--- Begin Material supplied ---
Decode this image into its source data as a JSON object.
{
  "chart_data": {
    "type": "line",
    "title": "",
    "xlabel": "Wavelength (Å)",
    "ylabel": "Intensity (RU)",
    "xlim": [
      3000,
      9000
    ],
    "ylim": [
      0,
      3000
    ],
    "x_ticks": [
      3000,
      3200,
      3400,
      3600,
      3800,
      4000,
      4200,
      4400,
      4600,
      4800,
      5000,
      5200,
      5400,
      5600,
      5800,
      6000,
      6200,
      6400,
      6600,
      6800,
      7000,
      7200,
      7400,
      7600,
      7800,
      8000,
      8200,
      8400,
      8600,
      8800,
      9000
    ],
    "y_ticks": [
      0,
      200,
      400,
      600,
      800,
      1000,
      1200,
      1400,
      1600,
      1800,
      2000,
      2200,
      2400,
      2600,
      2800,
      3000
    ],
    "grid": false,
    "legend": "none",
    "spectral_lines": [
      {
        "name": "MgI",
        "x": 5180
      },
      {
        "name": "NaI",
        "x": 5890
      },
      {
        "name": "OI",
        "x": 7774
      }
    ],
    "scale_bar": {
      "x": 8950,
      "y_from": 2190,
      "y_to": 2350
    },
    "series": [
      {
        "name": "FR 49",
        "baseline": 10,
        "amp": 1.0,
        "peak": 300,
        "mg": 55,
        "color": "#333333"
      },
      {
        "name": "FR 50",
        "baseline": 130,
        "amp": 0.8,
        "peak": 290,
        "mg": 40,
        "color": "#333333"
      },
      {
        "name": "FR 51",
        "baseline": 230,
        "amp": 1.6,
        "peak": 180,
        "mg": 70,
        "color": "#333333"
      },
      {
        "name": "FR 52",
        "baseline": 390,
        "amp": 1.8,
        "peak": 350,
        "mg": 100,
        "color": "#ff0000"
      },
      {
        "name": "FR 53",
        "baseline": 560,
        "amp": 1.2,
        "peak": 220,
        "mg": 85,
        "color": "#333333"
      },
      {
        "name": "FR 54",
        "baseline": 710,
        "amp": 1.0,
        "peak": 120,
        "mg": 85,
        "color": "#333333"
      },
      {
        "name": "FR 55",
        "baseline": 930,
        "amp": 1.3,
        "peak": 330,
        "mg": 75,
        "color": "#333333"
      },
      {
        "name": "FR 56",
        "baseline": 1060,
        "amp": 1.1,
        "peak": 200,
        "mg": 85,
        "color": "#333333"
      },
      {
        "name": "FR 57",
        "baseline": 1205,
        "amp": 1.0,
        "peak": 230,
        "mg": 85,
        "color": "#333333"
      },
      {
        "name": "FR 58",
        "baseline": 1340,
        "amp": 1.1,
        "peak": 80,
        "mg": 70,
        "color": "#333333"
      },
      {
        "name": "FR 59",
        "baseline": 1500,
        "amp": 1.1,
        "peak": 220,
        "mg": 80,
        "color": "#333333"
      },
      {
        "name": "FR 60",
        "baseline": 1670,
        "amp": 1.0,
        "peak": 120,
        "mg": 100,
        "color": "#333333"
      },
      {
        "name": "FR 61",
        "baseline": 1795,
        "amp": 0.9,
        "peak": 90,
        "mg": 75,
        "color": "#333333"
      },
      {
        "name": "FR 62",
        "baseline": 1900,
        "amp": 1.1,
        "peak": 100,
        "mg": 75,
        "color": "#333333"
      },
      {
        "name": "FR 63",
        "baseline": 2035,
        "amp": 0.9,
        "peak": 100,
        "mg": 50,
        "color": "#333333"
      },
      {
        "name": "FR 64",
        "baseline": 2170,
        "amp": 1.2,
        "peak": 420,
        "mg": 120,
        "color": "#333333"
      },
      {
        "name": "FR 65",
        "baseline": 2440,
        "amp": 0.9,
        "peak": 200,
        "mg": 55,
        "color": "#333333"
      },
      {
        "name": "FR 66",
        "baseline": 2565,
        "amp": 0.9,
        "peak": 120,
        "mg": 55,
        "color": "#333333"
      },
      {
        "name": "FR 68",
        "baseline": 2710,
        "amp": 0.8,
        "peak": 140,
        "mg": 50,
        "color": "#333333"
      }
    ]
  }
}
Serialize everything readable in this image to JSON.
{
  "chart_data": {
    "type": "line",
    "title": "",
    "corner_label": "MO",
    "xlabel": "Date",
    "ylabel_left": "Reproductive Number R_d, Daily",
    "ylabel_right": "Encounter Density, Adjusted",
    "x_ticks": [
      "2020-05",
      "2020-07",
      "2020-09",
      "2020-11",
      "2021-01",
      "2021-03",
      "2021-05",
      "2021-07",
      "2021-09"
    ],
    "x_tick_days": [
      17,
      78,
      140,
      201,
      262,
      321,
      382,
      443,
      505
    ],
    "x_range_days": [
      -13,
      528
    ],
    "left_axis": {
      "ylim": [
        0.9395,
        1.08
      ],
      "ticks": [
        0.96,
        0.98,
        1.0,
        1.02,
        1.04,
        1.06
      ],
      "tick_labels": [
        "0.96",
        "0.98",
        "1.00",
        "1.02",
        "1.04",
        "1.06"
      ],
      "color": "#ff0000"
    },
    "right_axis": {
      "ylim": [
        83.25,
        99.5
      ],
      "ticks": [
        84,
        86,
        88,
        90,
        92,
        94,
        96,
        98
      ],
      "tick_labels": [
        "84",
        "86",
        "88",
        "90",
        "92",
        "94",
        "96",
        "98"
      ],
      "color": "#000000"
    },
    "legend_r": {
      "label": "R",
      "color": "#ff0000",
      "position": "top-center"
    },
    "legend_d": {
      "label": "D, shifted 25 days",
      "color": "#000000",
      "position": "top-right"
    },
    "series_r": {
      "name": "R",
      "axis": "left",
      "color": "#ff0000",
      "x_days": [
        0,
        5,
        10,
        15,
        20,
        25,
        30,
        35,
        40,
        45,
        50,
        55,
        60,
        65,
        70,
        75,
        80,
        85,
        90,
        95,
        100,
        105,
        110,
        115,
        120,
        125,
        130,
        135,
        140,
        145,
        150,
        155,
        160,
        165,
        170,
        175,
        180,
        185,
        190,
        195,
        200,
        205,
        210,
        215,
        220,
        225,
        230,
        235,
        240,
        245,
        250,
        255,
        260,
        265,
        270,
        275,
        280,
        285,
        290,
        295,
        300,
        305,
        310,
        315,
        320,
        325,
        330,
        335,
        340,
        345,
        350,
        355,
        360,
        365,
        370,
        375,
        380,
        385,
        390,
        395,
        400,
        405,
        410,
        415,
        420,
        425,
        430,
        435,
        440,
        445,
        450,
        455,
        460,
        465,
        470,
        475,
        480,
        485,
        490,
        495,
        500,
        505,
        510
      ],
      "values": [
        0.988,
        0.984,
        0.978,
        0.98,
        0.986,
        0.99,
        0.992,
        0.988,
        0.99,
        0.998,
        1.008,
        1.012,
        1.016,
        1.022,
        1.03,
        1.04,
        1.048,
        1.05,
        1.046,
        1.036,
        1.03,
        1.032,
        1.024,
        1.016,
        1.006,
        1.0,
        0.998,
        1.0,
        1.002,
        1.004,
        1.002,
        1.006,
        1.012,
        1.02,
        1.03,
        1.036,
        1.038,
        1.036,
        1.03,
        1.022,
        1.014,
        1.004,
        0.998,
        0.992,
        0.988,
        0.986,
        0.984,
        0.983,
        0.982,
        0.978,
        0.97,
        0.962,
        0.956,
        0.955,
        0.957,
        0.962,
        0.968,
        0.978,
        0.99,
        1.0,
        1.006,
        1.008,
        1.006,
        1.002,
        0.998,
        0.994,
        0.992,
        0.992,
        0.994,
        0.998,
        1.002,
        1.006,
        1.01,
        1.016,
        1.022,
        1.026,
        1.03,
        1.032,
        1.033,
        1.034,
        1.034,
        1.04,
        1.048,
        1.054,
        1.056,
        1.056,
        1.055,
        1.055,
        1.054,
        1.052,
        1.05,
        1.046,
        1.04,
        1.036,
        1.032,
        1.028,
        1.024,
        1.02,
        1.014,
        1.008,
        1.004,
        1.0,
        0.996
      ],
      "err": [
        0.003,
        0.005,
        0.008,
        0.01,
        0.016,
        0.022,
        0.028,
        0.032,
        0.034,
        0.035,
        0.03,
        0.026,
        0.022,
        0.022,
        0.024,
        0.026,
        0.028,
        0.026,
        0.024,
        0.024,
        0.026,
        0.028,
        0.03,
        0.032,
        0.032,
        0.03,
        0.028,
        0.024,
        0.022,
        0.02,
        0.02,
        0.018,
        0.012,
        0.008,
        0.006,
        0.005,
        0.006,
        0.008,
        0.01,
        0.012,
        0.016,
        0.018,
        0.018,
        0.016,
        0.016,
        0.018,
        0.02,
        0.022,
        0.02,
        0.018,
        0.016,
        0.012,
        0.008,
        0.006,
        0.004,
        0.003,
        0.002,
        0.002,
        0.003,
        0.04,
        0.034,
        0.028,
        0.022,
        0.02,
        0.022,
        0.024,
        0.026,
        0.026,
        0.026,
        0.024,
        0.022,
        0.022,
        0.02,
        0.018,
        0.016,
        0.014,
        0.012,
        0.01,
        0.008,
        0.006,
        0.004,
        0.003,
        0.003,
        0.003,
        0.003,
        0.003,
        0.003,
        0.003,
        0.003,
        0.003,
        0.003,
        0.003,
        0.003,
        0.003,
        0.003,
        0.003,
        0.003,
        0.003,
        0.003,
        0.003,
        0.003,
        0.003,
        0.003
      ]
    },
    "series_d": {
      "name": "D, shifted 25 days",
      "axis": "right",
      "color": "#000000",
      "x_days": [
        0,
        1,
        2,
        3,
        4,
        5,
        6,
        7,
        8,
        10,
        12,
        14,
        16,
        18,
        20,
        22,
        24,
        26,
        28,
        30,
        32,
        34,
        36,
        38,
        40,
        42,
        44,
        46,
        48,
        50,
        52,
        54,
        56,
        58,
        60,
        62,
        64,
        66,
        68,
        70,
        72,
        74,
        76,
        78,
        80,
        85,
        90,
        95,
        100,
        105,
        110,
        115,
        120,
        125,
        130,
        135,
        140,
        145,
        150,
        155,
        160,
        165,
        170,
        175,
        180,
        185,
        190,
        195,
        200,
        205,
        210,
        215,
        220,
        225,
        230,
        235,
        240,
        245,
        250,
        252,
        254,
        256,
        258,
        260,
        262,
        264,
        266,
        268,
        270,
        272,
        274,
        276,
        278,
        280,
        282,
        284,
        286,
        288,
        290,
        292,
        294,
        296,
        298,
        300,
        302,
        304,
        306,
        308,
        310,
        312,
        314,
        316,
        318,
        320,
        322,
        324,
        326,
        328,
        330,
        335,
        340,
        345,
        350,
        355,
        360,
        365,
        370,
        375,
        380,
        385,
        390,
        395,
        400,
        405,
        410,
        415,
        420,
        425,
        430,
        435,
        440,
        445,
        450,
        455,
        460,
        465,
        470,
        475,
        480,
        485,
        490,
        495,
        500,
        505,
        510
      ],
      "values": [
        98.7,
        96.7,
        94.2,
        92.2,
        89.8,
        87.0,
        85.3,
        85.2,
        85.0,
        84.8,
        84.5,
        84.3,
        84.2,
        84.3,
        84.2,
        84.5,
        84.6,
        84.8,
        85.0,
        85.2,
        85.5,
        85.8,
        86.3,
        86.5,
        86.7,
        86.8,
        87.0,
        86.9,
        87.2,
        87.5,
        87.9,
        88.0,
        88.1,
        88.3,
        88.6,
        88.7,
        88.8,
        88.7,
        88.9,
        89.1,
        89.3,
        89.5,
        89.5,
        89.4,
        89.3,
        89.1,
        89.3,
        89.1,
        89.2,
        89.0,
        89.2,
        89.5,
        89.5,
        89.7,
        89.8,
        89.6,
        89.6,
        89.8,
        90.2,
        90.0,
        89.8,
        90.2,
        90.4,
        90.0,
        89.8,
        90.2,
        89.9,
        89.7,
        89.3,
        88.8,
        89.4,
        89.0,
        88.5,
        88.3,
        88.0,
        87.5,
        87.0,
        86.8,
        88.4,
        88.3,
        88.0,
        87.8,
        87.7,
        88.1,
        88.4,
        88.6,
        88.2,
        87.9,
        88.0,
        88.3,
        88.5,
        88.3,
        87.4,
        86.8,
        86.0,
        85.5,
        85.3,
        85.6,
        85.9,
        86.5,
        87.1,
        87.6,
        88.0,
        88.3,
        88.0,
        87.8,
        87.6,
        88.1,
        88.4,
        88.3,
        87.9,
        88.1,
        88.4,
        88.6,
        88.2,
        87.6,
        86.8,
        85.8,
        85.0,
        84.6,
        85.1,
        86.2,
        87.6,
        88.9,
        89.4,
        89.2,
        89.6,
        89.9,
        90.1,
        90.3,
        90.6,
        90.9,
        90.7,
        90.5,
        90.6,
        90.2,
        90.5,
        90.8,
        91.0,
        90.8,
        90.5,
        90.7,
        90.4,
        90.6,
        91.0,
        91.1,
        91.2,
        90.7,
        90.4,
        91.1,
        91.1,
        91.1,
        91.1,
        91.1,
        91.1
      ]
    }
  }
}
--- End Material supplied ---
* Do this *
Write out every line of the entries that holds the word "shifted".

* Response to this exercise *
      "label": "D, shifted 25 days",
      "name": "D, shifted 25 days",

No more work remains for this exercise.